## Challenge:
Note each line of the listing that contains the string "this", and copy it.

Figure collection entries
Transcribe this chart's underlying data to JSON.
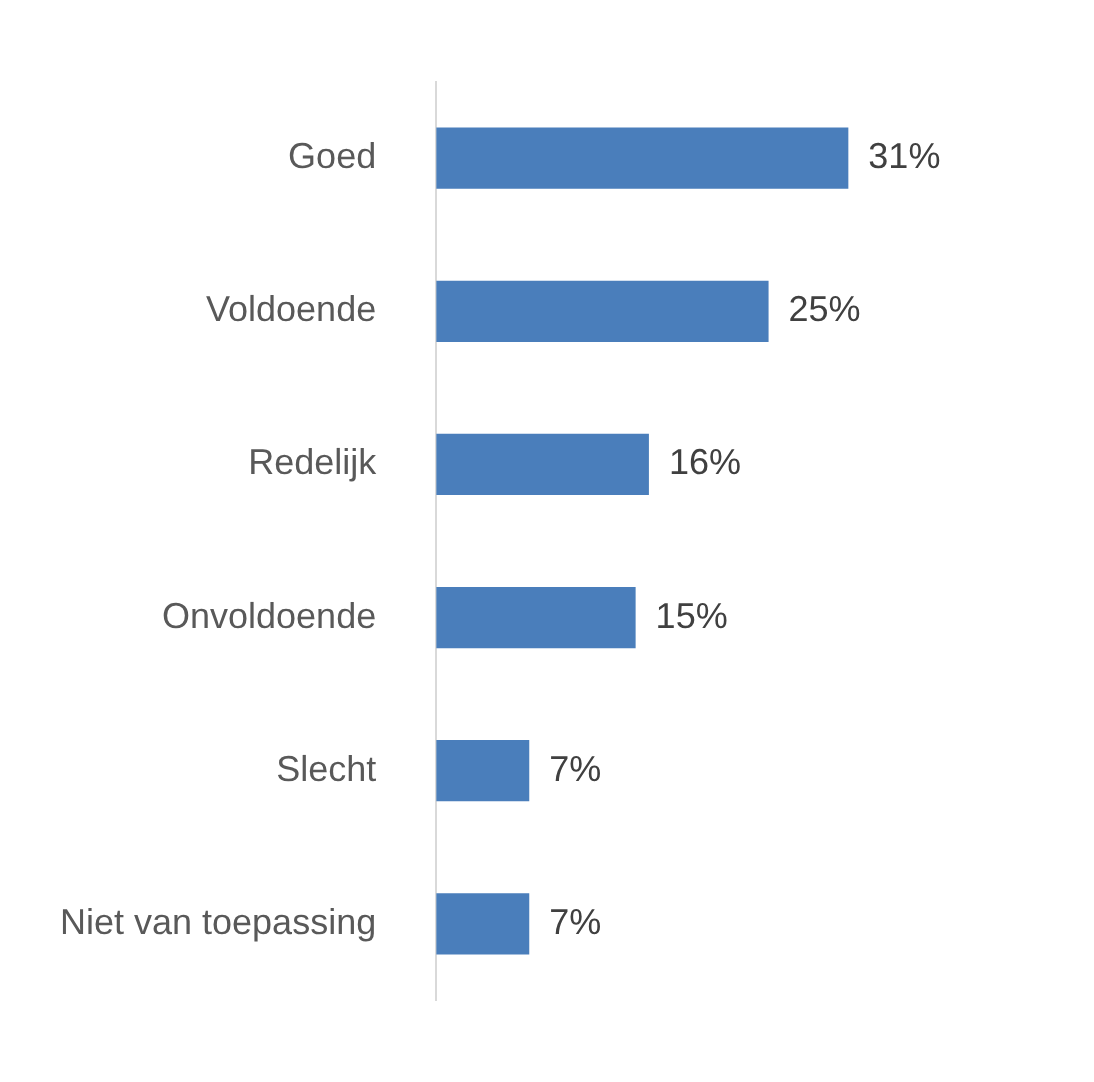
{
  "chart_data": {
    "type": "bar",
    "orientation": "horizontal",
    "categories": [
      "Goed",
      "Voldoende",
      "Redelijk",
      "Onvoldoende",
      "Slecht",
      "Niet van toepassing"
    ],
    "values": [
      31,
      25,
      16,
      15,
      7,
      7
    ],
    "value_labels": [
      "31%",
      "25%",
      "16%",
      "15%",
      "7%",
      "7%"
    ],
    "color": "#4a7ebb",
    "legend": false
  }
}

* * *

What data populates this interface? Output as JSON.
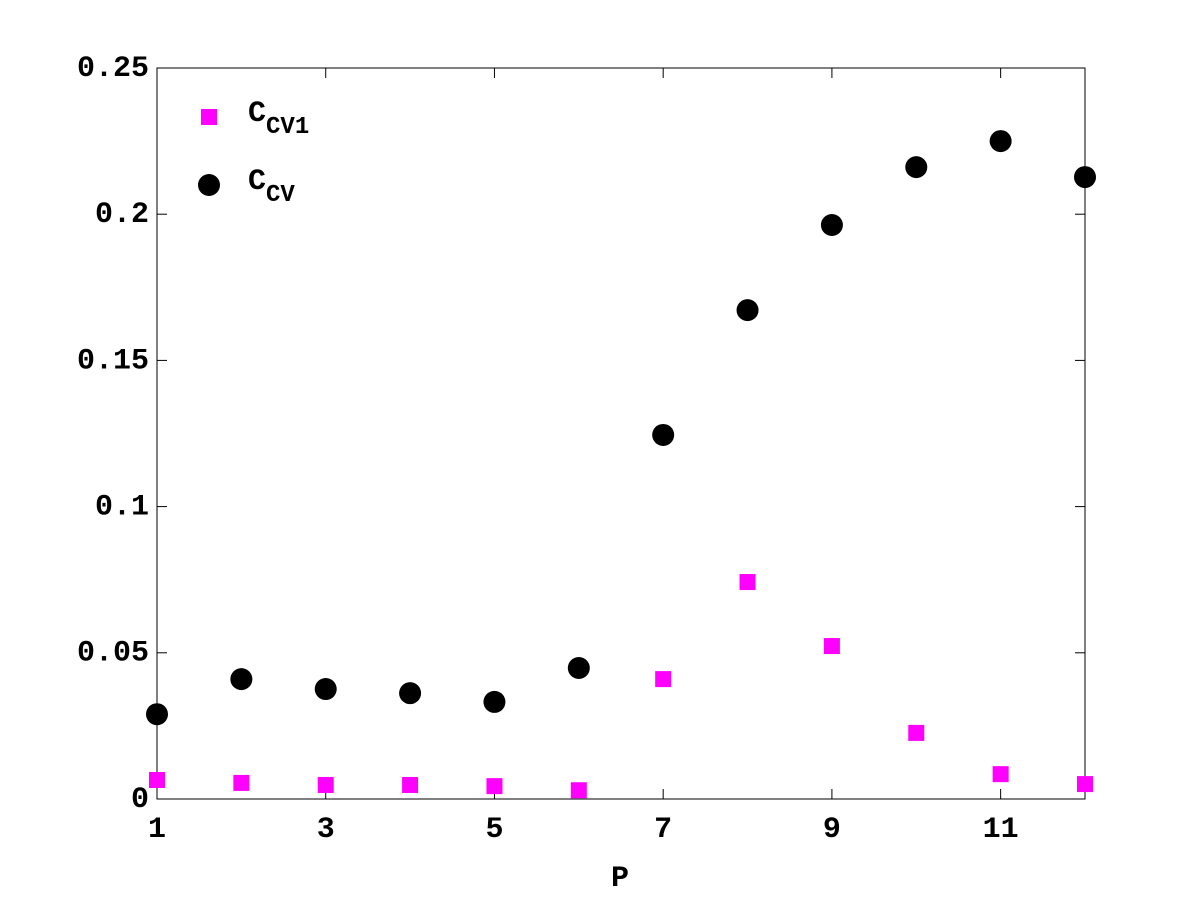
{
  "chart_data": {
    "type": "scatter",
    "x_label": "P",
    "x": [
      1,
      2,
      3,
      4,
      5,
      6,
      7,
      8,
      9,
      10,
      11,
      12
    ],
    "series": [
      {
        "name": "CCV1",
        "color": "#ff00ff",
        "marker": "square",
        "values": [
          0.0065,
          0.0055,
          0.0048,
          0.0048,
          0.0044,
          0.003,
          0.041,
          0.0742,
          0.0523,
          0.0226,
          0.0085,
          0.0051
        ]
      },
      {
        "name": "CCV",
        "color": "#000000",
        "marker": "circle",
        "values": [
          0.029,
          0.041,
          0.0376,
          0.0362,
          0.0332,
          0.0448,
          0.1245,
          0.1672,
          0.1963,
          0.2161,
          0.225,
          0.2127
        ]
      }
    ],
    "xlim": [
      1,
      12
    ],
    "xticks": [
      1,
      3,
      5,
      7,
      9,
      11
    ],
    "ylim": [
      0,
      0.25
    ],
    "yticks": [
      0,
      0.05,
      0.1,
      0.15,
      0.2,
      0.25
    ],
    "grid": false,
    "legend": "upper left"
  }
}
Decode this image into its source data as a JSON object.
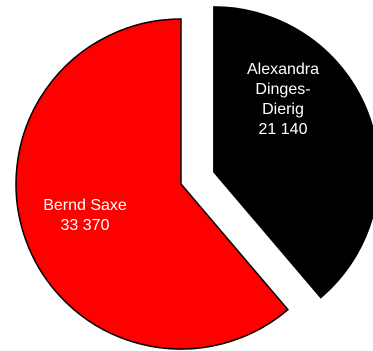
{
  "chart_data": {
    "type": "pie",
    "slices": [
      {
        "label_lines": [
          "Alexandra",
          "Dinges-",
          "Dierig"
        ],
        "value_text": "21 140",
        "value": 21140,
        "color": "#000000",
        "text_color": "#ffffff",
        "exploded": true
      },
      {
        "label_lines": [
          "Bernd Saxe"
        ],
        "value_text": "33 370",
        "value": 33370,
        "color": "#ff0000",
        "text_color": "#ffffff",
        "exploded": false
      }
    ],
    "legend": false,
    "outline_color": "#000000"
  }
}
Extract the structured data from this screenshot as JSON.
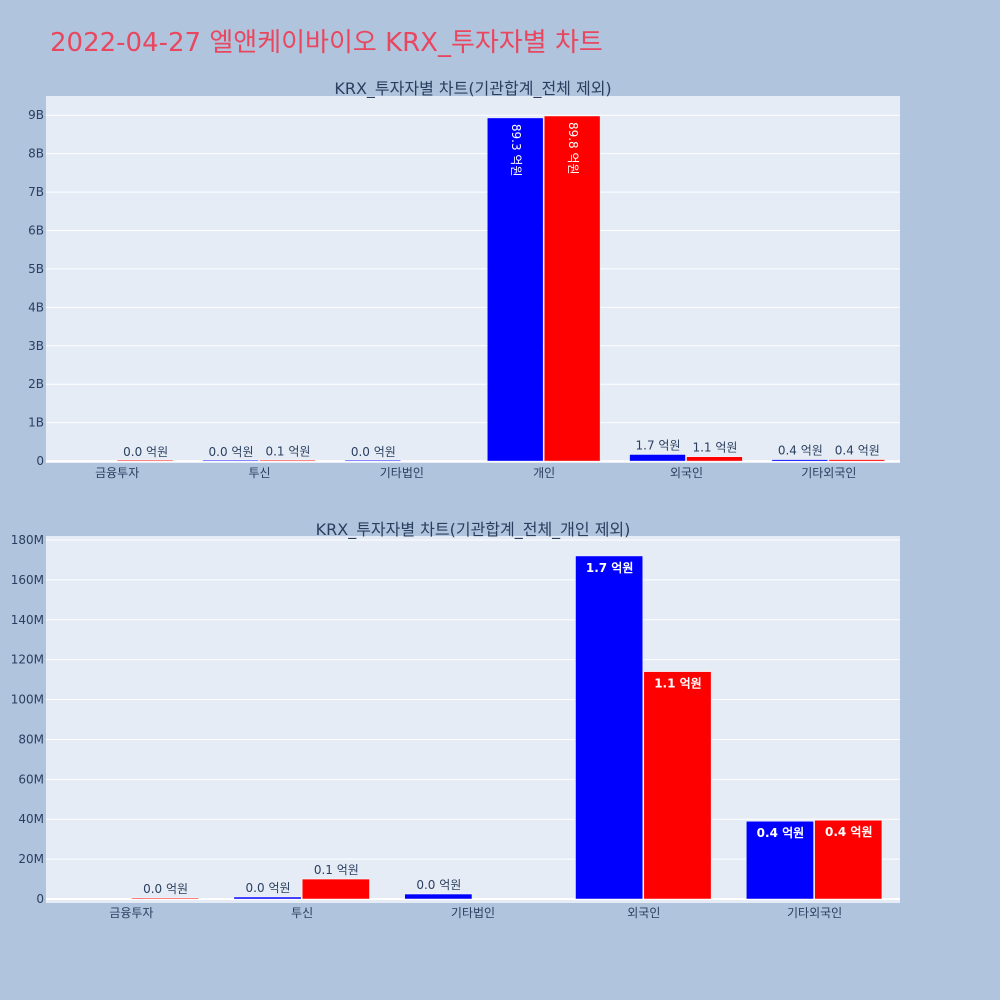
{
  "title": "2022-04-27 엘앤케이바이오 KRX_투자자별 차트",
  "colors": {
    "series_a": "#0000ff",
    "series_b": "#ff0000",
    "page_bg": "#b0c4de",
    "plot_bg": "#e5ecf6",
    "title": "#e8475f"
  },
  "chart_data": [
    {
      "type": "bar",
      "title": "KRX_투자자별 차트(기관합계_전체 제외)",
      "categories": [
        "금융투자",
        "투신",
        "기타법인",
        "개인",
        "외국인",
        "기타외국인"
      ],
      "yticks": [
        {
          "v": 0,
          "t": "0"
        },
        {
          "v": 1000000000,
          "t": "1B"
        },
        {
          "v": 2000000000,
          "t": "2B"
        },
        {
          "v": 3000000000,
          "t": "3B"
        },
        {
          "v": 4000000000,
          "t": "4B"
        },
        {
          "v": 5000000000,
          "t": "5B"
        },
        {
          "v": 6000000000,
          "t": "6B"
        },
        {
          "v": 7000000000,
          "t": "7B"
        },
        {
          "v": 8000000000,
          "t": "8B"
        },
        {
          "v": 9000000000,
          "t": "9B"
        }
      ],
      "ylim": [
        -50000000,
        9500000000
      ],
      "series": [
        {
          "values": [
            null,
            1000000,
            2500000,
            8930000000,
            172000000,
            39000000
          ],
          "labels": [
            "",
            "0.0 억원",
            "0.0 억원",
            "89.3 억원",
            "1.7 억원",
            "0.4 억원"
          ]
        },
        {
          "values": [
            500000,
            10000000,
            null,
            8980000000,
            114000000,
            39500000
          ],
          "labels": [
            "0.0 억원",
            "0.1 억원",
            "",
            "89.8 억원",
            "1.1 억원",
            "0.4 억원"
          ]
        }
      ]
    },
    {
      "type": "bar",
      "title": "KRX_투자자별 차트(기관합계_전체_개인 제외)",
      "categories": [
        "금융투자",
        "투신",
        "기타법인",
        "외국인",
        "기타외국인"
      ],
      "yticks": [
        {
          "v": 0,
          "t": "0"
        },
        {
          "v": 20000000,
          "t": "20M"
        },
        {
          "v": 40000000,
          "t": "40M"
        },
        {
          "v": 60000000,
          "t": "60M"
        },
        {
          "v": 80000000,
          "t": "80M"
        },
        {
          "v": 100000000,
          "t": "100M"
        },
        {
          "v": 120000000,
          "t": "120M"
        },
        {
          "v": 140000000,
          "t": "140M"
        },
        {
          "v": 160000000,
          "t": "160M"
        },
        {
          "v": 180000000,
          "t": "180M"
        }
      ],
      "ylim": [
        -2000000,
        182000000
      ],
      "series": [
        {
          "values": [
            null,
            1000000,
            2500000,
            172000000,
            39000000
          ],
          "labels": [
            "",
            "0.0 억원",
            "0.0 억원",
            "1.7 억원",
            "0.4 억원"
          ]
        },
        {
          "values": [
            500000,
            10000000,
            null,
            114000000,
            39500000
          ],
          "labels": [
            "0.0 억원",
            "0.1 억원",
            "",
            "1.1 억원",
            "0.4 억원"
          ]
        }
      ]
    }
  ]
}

## Response to the exercise:
Transcribe this chart's underlying data to JSON.
What data populates this interface? Output as JSON.
Decode this image into its source data as a JSON object.
Extract the structured data from this screenshot as JSON.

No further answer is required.